— START Exercise material —

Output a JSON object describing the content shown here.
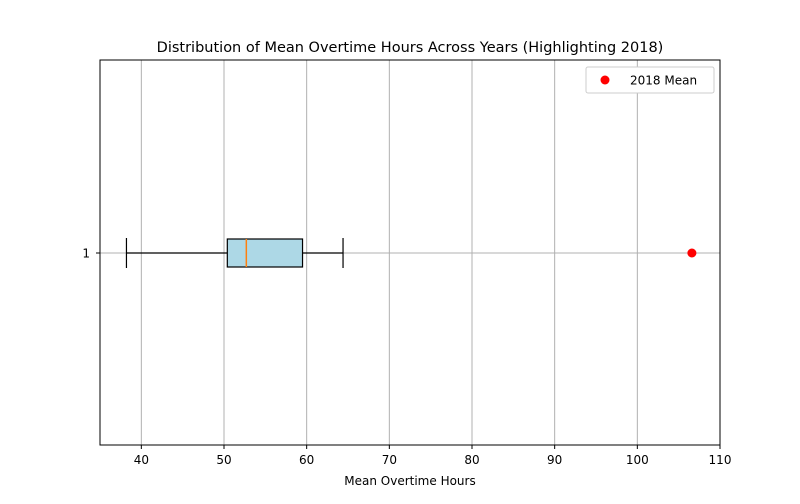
{
  "chart_data": {
    "type": "box",
    "title": "Distribution of Mean Overtime Hours Across Years (Highlighting 2018)",
    "xlabel": "Mean Overtime Hours",
    "ylabel": "",
    "xlim": [
      35,
      110
    ],
    "x_ticks": [
      40,
      50,
      60,
      70,
      80,
      90,
      100,
      110
    ],
    "y_ticks": [
      "1"
    ],
    "grid": true,
    "orientation": "horizontal",
    "box": {
      "category": "1",
      "whisker_low": 38.2,
      "q1": 50.4,
      "median": 52.7,
      "q3": 59.5,
      "whisker_high": 64.4,
      "fill_color": "#add8e6",
      "median_color": "#ff7f0e"
    },
    "highlight": {
      "name": "2018 Mean",
      "x": 106.6,
      "y": "1",
      "color": "#ff0000"
    },
    "legend": {
      "position": "top-right",
      "entries": [
        "2018 Mean"
      ]
    }
  }
}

— END Exercise material —

_The exercise:_
Without including any pictures, output all the entries above exactly.

_Exercise output:_
Output a JSON object describing the content shown here.
{
  "chart_data": {
    "type": "box",
    "title": "Distribution of Mean Overtime Hours Across Years (Highlighting 2018)",
    "xlabel": "Mean Overtime Hours",
    "ylabel": "",
    "xlim": [
      35,
      110
    ],
    "x_ticks": [
      40,
      50,
      60,
      70,
      80,
      90,
      100,
      110
    ],
    "y_ticks": [
      "1"
    ],
    "grid": true,
    "orientation": "horizontal",
    "box": {
      "category": "1",
      "whisker_low": 38.2,
      "q1": 50.4,
      "median": 52.7,
      "q3": 59.5,
      "whisker_high": 64.4,
      "fill_color": "#add8e6",
      "median_color": "#ff7f0e"
    },
    "highlight": {
      "name": "2018 Mean",
      "x": 106.6,
      "y": "1",
      "color": "#ff0000"
    },
    "legend": {
      "position": "top-right",
      "entries": [
        "2018 Mean"
      ]
    }
  }
}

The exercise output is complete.